(Items listed in a dataset)
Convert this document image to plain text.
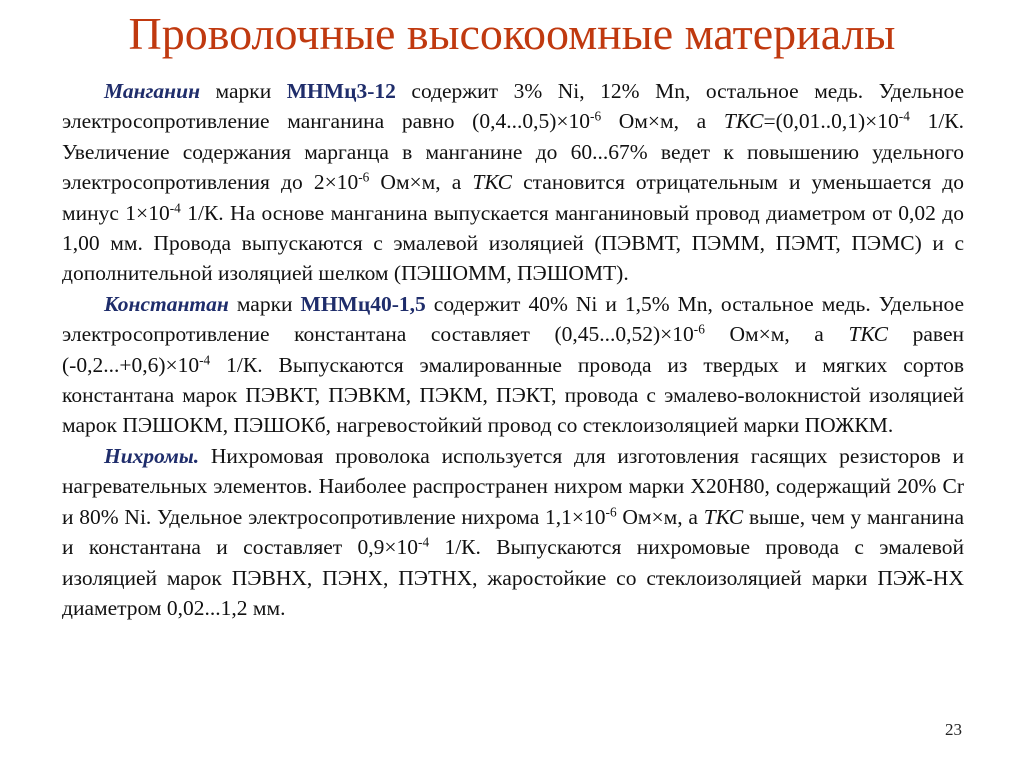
Проволочные высокоомные материалы

Манганин марки МНМц3-12 содержит 3% Ni, 12% Mn, остальное медь. Удельное электросопротивление манганина равно $(0,4...0,5)\times 10^{-6}$ Ом×м, а $ТКС=(0,01..0,1)\times 10^{-4}$ 1/К. Увеличение содержания марганца в манганине до 60...67% ведет к повышению удельного электросопротивления до $2\times 10^{-6}$ Ом×м, а ТКС становится отрицательным и уменьшается до минус $1\times 10^{-4}$ 1/К. На основе манганина выпускается манганиновый провод диаметром от 0,02 до 1,00 мм. Провода выпускаются с эмалевой изоляцией (ПЭВМТ, ПЭММ, ПЭМТ, ПЭМС) и с дополнительной изоляцией шелком (ПЭШОММ, ПЭШОМТ).

Константан марки МНМц40-1,5 содержит 40% Ni и 1,5% Mn, остальное медь. Удельное электросопротивление константана составляет $(0,45...0,52)\times 10^{-6}$ Ом×м, а ТКС равен $(-0,2...+0,6)\times 10^{-4}$ 1/К. Выпускаются эмалированные провода из твердых и мягких сортов константана марок ПЭВКТ, ПЭВКМ, ПЭКМ, ПЭКТ, провода с эмалево-волокнистой изоляцией марок ПЭШОКМ, ПЭШОКб, нагревостойкий провод со стеклоизоляцией марки ПОЖКМ.

Нихромы. Нихромовая проволока используется для изготовления гасящих резисторов и нагревательных элементов. Наиболее распространен нихром марки Х20Н80, содержащий 20% Cr и 80% Ni. Удельное электросопротивление нихрома $1,1\times 10^{-6}$ Ом×м, а ТКС выше, чем у манганина и константана и составляет $0,9\times 10^{-4}$ 1/К. Выпускаются нихромовые провода с эмалевой изоляцией марок ПЭВНХ, ПЭНХ, ПЭТНХ, жаростойкие со стеклоизоляцией марки ПЭЖ-НХ диаметром 0,02...1,2 мм.

23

• **Task requirements**
Write out every line above exactly as it is, leaving out the pictures.

• **Correct result**
Convert this document image to plain text.
Проволочные высокоомные материалы

Манганин марки МНМц3-12 содержит 3% Ni, 12% Mn, остальное медь. Удельное электросопротивление манганина равно $(0,4...0,5)\times 10^{-6}$ Ом×м, а $ТКС=(0,01..0,1)\times 10^{-4}$ 1/К. Увеличение содержания марганца в манганине до 60...67% ведет к повышению удельного электросопротивления до $2\times 10^{-6}$ Ом×м, а ТКС становится отрицательным и уменьшается до минус $1\times 10^{-4}$ 1/К. На основе манганина выпускается манганиновый провод диаметром от 0,02 до 1,00 мм. Провода выпускаются с эмалевой изоляцией (ПЭВМТ, ПЭММ, ПЭМТ, ПЭМС) и с дополнительной изоляцией шелком (ПЭШОММ, ПЭШОМТ).

Константан марки МНМц40-1,5 содержит 40% Ni и 1,5% Mn, остальное медь. Удельное электросопротивление константана составляет $(0,45...0,52)\times 10^{-6}$ Ом×м, а ТКС равен $(-0,2...+0,6)\times 10^{-4}$ 1/К. Выпускаются эмалированные провода из твердых и мягких сортов константана марок ПЭВКТ, ПЭВКМ, ПЭКМ, ПЭКТ, провода с эмалево-волокнистой изоляцией марок ПЭШОКМ, ПЭШОКб, нагревостойкий провод со стеклоизоляцией марки ПОЖКМ.

Нихромы. Нихромовая проволока используется для изготовления гасящих резисторов и нагревательных элементов. Наиболее распространен нихром марки Х20Н80, содержащий 20% Cr и 80% Ni. Удельное электросопротивление нихрома $1,1\times 10^{-6}$ Ом×м, а ТКС выше, чем у манганина и константана и составляет $0,9\times 10^{-4}$ 1/К. Выпускаются нихромовые провода с эмалевой изоляцией марок ПЭВНХ, ПЭНХ, ПЭТНХ, жаростойкие со стеклоизоляцией марки ПЭЖ-НХ диаметром 0,02...1,2 мм.

23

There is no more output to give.